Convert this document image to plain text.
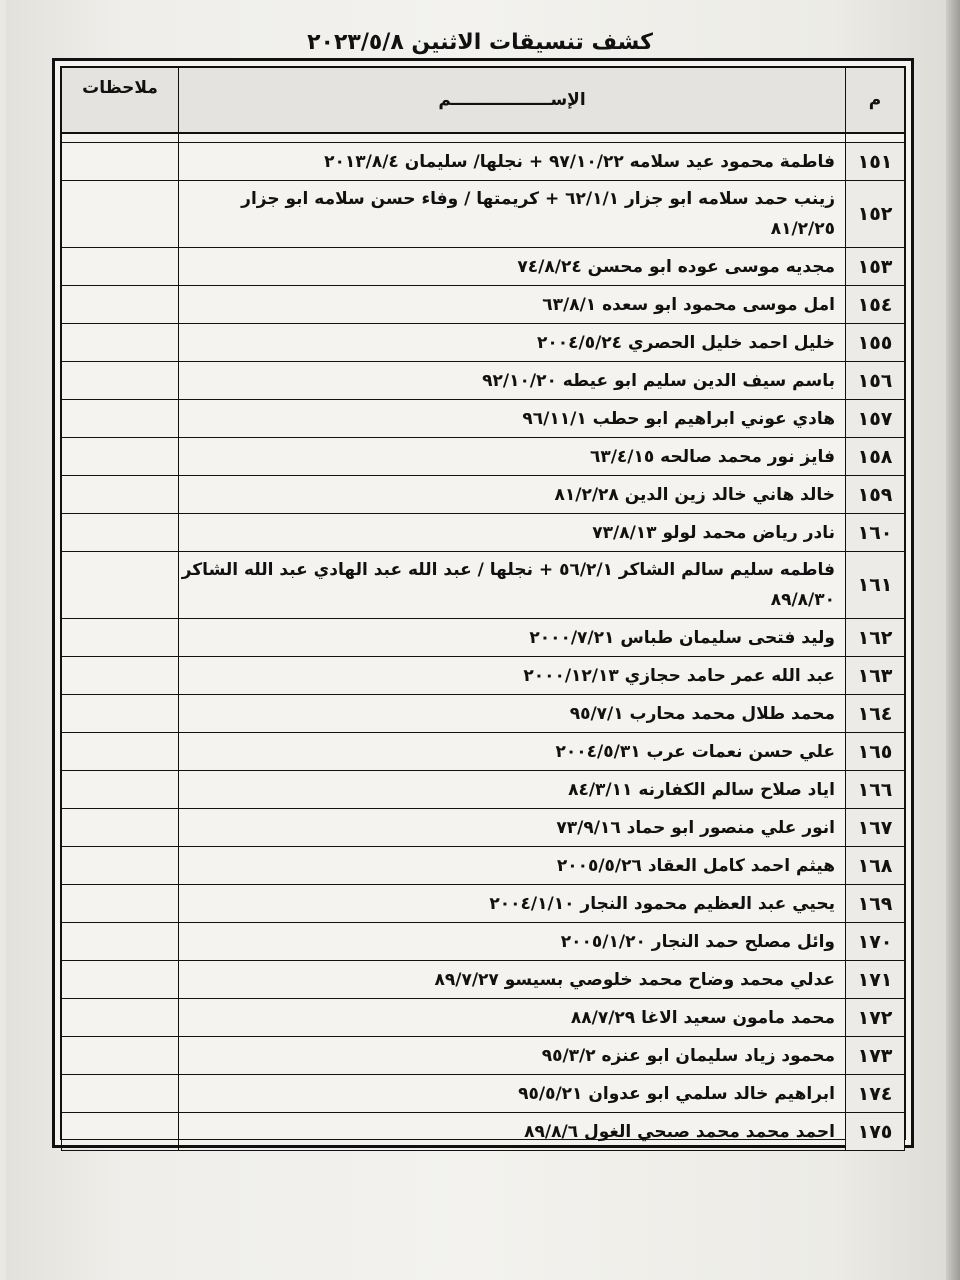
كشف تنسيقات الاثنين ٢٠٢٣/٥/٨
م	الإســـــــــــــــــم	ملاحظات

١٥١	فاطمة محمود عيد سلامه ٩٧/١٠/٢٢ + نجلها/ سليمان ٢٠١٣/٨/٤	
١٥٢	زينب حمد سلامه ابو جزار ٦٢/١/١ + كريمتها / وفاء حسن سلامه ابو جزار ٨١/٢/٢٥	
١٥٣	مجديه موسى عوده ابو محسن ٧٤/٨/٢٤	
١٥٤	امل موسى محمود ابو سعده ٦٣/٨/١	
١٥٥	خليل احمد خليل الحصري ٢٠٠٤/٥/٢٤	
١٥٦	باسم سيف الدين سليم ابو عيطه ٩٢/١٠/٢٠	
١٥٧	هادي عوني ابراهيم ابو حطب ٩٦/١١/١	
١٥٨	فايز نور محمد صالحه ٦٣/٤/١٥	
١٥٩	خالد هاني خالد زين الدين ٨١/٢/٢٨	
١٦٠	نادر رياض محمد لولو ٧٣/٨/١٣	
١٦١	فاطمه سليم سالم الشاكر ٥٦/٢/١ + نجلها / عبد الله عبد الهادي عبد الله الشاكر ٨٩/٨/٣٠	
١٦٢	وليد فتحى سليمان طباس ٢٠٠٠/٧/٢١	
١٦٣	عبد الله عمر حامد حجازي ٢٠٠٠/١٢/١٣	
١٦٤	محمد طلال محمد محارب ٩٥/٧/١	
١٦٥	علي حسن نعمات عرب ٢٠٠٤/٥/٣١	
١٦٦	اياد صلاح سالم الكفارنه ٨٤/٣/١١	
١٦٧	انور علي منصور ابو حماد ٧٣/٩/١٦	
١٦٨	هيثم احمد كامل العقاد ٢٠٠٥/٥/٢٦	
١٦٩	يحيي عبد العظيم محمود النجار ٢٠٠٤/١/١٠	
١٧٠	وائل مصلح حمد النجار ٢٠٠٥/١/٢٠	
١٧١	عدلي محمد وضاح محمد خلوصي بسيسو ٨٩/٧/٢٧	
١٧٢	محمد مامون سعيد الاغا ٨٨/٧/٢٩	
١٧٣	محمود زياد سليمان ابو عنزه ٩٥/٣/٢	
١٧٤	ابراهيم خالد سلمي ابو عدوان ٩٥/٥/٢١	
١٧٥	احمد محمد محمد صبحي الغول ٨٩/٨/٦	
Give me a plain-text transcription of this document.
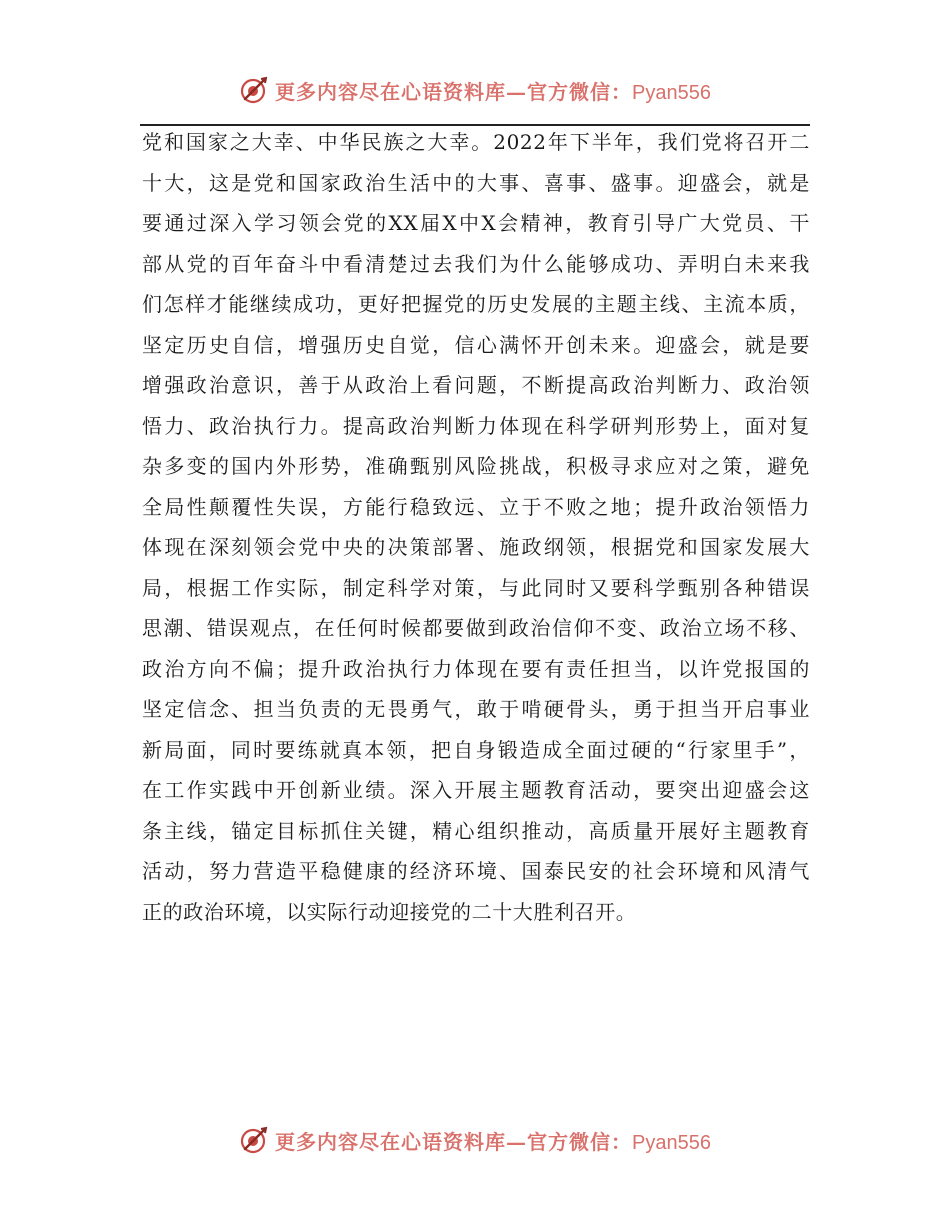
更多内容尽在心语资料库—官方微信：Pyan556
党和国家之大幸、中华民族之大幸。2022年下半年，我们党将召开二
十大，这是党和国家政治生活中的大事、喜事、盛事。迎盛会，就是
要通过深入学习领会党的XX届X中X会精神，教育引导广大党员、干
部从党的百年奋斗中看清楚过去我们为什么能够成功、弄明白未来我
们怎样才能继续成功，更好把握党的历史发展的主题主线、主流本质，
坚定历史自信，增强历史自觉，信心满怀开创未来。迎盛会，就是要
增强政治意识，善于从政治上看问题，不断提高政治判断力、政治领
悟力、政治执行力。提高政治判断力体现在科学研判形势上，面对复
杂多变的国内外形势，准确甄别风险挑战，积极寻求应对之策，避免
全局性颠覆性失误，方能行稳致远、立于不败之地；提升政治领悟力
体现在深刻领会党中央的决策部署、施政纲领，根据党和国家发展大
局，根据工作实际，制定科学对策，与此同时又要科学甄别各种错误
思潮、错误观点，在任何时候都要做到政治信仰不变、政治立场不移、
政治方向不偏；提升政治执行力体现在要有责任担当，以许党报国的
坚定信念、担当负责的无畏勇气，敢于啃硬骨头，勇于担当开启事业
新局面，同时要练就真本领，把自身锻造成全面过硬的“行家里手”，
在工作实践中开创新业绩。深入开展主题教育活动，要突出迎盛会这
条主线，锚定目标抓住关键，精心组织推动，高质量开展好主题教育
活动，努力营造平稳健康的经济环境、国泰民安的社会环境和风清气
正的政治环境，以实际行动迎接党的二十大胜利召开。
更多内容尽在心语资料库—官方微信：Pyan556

---

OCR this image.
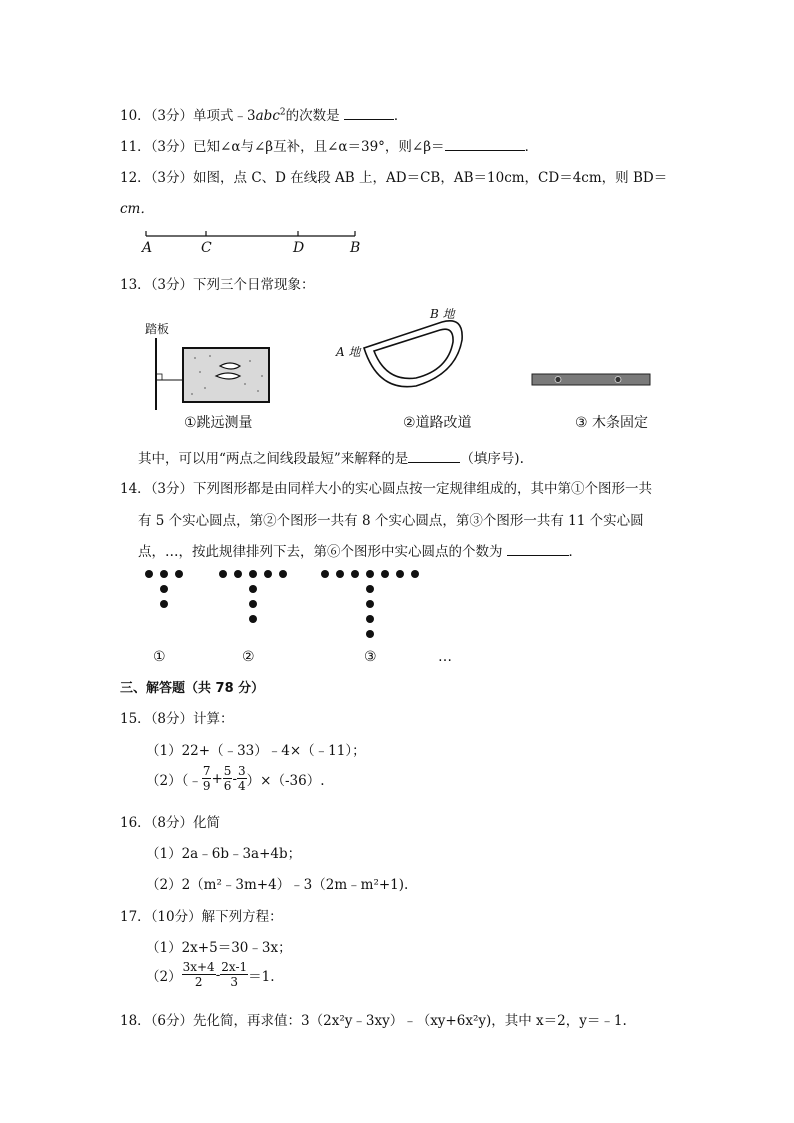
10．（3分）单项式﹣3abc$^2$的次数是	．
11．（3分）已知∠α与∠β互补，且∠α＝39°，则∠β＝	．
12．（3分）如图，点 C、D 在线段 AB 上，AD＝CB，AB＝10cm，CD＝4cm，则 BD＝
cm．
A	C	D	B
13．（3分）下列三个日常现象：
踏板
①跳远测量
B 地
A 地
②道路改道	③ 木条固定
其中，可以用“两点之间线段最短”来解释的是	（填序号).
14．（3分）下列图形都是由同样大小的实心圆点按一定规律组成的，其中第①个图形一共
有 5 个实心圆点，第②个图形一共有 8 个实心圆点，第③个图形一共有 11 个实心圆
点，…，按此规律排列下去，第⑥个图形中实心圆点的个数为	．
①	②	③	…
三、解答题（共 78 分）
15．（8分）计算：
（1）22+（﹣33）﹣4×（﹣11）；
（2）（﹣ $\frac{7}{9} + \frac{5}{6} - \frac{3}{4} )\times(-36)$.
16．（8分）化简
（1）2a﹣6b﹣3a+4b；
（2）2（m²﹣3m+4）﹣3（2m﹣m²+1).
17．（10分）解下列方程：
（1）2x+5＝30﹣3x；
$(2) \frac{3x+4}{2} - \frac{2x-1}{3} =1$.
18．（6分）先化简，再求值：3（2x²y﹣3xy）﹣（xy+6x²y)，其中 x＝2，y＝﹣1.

EXERCISE: Show all lines from the records above where the word "image" occurs.

RESULT:
Convert this document image to plain text.
OCR this image.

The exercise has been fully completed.